## Exercise materials
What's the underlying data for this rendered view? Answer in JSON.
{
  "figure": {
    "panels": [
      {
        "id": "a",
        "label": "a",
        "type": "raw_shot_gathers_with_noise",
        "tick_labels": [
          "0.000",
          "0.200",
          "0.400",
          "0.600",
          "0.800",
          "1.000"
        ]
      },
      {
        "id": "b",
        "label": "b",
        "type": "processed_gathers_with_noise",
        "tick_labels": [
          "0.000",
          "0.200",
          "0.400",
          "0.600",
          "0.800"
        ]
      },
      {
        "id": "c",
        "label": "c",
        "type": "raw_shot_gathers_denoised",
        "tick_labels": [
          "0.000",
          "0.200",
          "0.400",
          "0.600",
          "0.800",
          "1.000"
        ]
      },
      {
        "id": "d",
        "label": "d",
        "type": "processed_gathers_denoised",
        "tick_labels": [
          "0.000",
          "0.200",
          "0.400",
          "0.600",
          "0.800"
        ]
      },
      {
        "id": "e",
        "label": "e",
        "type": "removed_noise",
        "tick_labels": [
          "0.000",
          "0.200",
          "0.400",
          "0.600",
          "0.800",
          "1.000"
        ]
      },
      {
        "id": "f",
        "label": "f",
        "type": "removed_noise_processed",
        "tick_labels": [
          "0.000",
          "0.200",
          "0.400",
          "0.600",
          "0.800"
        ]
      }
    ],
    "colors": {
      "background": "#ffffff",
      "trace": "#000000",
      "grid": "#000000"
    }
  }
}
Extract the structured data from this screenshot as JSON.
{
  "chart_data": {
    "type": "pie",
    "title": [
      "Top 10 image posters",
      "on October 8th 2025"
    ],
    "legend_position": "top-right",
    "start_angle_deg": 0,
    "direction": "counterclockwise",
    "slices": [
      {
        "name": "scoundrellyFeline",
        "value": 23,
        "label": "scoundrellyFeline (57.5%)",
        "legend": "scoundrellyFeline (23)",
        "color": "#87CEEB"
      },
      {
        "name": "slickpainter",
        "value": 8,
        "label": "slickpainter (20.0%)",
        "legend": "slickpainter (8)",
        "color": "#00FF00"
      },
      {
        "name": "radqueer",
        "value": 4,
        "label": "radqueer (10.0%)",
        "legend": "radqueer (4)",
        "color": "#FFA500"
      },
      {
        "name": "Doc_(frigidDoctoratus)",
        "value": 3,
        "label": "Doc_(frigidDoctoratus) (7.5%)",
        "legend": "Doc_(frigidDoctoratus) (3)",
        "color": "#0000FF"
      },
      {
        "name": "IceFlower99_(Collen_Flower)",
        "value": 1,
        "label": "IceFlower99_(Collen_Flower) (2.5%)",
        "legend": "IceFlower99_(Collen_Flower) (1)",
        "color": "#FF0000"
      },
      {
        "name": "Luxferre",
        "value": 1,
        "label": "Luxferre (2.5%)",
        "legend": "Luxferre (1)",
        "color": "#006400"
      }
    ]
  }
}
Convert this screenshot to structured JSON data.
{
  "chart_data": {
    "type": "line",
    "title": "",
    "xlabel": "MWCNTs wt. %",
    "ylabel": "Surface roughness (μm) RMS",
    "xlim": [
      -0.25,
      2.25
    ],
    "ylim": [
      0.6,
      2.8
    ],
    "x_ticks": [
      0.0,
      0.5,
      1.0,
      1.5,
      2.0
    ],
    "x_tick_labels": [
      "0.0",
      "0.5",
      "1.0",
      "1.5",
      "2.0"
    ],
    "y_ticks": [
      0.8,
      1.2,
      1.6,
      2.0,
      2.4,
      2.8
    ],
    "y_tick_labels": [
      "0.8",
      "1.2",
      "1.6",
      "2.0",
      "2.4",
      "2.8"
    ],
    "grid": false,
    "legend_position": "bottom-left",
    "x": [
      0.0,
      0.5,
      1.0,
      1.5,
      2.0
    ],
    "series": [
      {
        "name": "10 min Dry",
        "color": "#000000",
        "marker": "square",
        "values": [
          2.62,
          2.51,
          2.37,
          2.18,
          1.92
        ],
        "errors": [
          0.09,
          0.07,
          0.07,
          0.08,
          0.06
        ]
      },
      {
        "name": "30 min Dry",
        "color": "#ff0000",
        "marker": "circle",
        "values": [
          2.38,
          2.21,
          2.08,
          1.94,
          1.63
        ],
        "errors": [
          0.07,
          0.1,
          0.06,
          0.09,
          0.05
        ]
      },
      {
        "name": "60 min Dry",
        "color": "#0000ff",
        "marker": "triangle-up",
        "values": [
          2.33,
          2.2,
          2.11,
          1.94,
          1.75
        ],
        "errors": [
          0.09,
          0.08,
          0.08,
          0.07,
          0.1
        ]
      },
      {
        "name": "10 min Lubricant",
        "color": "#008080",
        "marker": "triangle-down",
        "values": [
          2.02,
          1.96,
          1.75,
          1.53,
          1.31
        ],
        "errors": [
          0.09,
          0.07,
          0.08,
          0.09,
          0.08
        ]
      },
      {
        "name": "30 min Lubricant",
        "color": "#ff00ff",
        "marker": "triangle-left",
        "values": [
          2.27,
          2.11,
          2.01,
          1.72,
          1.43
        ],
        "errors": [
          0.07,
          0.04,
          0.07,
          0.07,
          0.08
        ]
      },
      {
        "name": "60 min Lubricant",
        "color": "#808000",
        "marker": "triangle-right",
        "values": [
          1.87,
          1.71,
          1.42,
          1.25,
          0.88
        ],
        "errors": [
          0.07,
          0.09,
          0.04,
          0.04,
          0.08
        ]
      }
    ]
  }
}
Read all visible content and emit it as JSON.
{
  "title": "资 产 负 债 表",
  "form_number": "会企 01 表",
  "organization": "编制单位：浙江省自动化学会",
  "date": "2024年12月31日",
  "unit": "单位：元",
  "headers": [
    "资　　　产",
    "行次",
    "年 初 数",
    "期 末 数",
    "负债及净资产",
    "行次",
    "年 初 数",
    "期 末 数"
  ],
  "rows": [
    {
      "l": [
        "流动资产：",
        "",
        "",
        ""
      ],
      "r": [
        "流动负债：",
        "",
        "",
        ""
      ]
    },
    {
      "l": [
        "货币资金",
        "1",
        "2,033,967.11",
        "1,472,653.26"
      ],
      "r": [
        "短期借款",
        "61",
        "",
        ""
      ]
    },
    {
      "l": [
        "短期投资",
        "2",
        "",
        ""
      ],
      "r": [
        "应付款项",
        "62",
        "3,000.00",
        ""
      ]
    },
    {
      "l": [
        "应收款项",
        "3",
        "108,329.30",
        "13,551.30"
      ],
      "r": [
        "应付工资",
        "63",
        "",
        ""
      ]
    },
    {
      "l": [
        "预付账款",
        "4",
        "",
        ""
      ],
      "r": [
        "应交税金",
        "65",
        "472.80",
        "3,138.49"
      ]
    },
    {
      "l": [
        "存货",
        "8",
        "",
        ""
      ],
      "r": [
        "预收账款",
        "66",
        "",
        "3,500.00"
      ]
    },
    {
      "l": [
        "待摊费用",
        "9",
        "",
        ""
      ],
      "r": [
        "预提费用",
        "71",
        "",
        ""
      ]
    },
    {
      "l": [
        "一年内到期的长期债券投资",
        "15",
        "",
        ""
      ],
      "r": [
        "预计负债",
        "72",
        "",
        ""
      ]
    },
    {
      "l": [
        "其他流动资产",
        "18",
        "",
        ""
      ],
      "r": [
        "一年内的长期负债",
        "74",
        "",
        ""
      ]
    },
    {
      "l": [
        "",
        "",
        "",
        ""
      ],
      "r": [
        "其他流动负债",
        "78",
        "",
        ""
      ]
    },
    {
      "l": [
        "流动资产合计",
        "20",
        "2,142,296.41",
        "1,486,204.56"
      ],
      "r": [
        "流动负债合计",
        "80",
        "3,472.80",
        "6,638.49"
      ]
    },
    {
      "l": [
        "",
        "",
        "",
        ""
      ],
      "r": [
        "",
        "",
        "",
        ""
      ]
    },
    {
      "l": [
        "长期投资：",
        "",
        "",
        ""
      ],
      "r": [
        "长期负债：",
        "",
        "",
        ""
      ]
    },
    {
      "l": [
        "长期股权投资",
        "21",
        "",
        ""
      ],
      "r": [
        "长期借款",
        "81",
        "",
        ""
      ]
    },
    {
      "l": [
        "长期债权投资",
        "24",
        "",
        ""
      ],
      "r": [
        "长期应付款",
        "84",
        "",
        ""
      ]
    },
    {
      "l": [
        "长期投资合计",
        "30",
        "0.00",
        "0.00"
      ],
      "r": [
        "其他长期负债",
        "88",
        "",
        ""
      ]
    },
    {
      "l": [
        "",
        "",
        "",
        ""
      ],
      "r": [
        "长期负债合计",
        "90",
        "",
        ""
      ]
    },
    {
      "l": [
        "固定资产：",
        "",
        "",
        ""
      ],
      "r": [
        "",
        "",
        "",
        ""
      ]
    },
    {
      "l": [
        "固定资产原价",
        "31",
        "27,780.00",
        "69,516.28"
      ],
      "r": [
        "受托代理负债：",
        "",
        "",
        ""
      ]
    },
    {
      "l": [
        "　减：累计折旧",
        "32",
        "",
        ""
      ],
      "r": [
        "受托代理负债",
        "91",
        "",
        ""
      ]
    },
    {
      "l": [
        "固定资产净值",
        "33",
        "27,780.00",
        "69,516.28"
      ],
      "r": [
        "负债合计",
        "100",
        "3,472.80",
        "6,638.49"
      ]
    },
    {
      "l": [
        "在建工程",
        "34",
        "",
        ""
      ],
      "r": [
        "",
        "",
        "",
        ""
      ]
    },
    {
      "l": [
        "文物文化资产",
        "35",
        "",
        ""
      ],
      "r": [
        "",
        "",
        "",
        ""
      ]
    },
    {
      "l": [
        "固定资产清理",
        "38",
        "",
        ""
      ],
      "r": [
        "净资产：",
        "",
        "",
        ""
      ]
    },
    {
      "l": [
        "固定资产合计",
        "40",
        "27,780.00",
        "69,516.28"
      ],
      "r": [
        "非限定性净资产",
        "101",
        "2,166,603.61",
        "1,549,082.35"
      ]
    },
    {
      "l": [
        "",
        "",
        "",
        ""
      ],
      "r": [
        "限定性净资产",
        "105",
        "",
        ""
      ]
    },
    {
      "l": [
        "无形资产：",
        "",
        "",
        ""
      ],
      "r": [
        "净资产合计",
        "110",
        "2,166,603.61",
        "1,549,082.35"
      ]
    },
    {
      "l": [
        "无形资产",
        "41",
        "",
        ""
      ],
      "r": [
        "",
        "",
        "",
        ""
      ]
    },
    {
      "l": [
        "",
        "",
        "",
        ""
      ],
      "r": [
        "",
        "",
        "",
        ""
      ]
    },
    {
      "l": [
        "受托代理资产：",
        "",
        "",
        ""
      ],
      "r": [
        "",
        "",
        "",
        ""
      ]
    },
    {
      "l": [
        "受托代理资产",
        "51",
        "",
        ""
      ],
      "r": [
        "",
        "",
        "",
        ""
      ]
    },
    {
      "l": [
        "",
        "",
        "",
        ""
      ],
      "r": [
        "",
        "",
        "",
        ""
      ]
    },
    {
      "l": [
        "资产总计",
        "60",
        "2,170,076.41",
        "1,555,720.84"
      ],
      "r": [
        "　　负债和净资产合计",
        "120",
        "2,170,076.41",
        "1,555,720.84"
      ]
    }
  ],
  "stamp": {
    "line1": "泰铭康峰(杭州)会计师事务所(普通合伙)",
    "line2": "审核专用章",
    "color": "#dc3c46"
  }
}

## Task details
What is the number of lines in the data that hold the word "screenshot"? Reply with that number and nothing else.

## Correct result
2